Copy out the listing that follows, exact in every word, and skip the images.

━━ Excerpted data

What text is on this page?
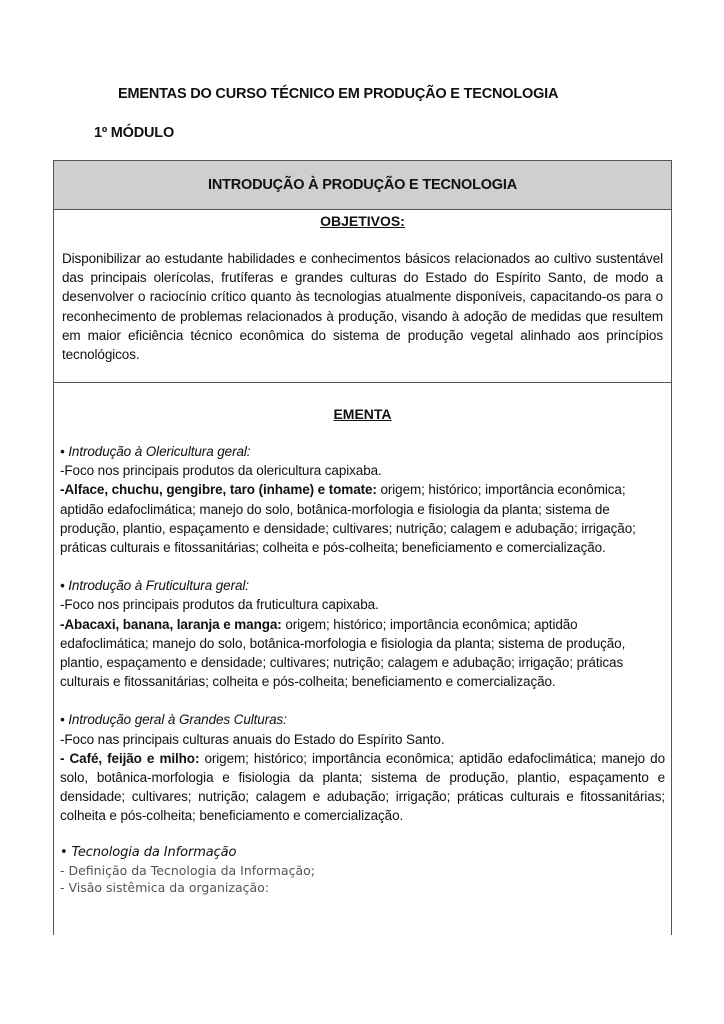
EMENTAS DO CURSO TÉCNICO EM PRODUÇÃO E TECNOLOGIA
1º MÓDULO
INTRODUÇÃO À PRODUÇÃO E TECNOLOGIA
OBJETIVOS:
Disponibilizar ao estudante habilidades e conhecimentos básicos relacionados ao cultivo sustentável das principais olerícolas, frutíferas e grandes culturas do Estado do Espírito Santo, de modo a desenvolver o raciocínio crítico quanto às tecnologias atualmente disponíveis, capacitando-os para o reconhecimento de problemas relacionados à produção, visando à adoção de medidas que resultem em maior eficiência técnico econômica do sistema de produção vegetal alinhado aos princípios tecnológicos.
EMENTA
• Introdução à Olericultura geral:
-Foco nos principais produtos da olericultura capixaba.
-Alface, chuchu, gengibre, taro (inhame) e tomate: origem; histórico; importância econômica; aptidão edafoclimática; manejo do solo, botânica-morfologia e fisiologia da planta; sistema de produção, plantio, espaçamento e densidade; cultivares; nutrição; calagem e adubação; irrigação; práticas culturais e fitossanitárias; colheita e pós-colheita; beneficiamento e comercialização.
• Introdução à Fruticultura geral:
-Foco nos principais produtos da fruticultura capixaba.
-Abacaxi, banana, laranja e manga: origem; histórico; importância econômica; aptidão edafoclimática; manejo do solo, botânica-morfologia e fisiologia da planta; sistema de produção, plantio, espaçamento e densidade; cultivares; nutrição; calagem e adubação; irrigação; práticas culturais e fitossanitárias; colheita e pós-colheita; beneficiamento e comercialização.
• Introdução geral à Grandes Culturas:
-Foco nas principais culturas anuais do Estado do Espírito Santo.
- Café, feijão e milho: origem; histórico; importância econômica; aptidão edafoclimática; manejo do solo, botânica-morfologia e fisiologia da planta; sistema de produção, plantio, espaçamento e densidade; cultivares; nutrição; calagem e adubação; irrigação; práticas culturais e fitossanitárias; colheita e pós-colheita; beneficiamento e comercialização.
• Tecnologia da Informação
- Definição da Tecnologia da Informação;
- Visão sistêmica da organização:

━━━━

> **Reply**:
What text is on this page?
EMENTAS DO CURSO TÉCNICO EM PRODUÇÃO E TECNOLOGIA
1º MÓDULO
INTRODUÇÃO À PRODUÇÃO E TECNOLOGIA
OBJETIVOS:
Disponibilizar ao estudante habilidades e conhecimentos básicos relacionados ao cultivo sustentável das principais olerícolas, frutíferas e grandes culturas do Estado do Espírito Santo, de modo a desenvolver o raciocínio crítico quanto às tecnologias atualmente disponíveis, capacitando-os para o reconhecimento de problemas relacionados à produção, visando à adoção de medidas que resultem em maior eficiência técnico econômica do sistema de produção vegetal alinhado aos princípios tecnológicos.
EMENTA
• Introdução à Olericultura geral:
-Foco nos principais produtos da olericultura capixaba.
-Alface, chuchu, gengibre, taro (inhame) e tomate: origem; histórico; importância econômica; aptidão edafoclimática; manejo do solo, botânica-morfologia e fisiologia da planta; sistema de produção, plantio, espaçamento e densidade; cultivares; nutrição; calagem e adubação; irrigação; práticas culturais e fitossanitárias; colheita e pós-colheita; beneficiamento e comercialização.
• Introdução à Fruticultura geral:
-Foco nos principais produtos da fruticultura capixaba.
-Abacaxi, banana, laranja e manga: origem; histórico; importância econômica; aptidão edafoclimática; manejo do solo, botânica-morfologia e fisiologia da planta; sistema de produção, plantio, espaçamento e densidade; cultivares; nutrição; calagem e adubação; irrigação; práticas culturais e fitossanitárias; colheita e pós-colheita; beneficiamento e comercialização.
• Introdução geral à Grandes Culturas:
-Foco nas principais culturas anuais do Estado do Espírito Santo.
- Café, feijão e milho: origem; histórico; importância econômica; aptidão edafoclimática; manejo do solo, botânica-morfologia e fisiologia da planta; sistema de produção, plantio, espaçamento e densidade; cultivares; nutrição; calagem e adubação; irrigação; práticas culturais e fitossanitárias; colheita e pós-colheita; beneficiamento e comercialização.
• Tecnologia da Informação
- Definição da Tecnologia da Informação;
- Visão sistêmica da organização:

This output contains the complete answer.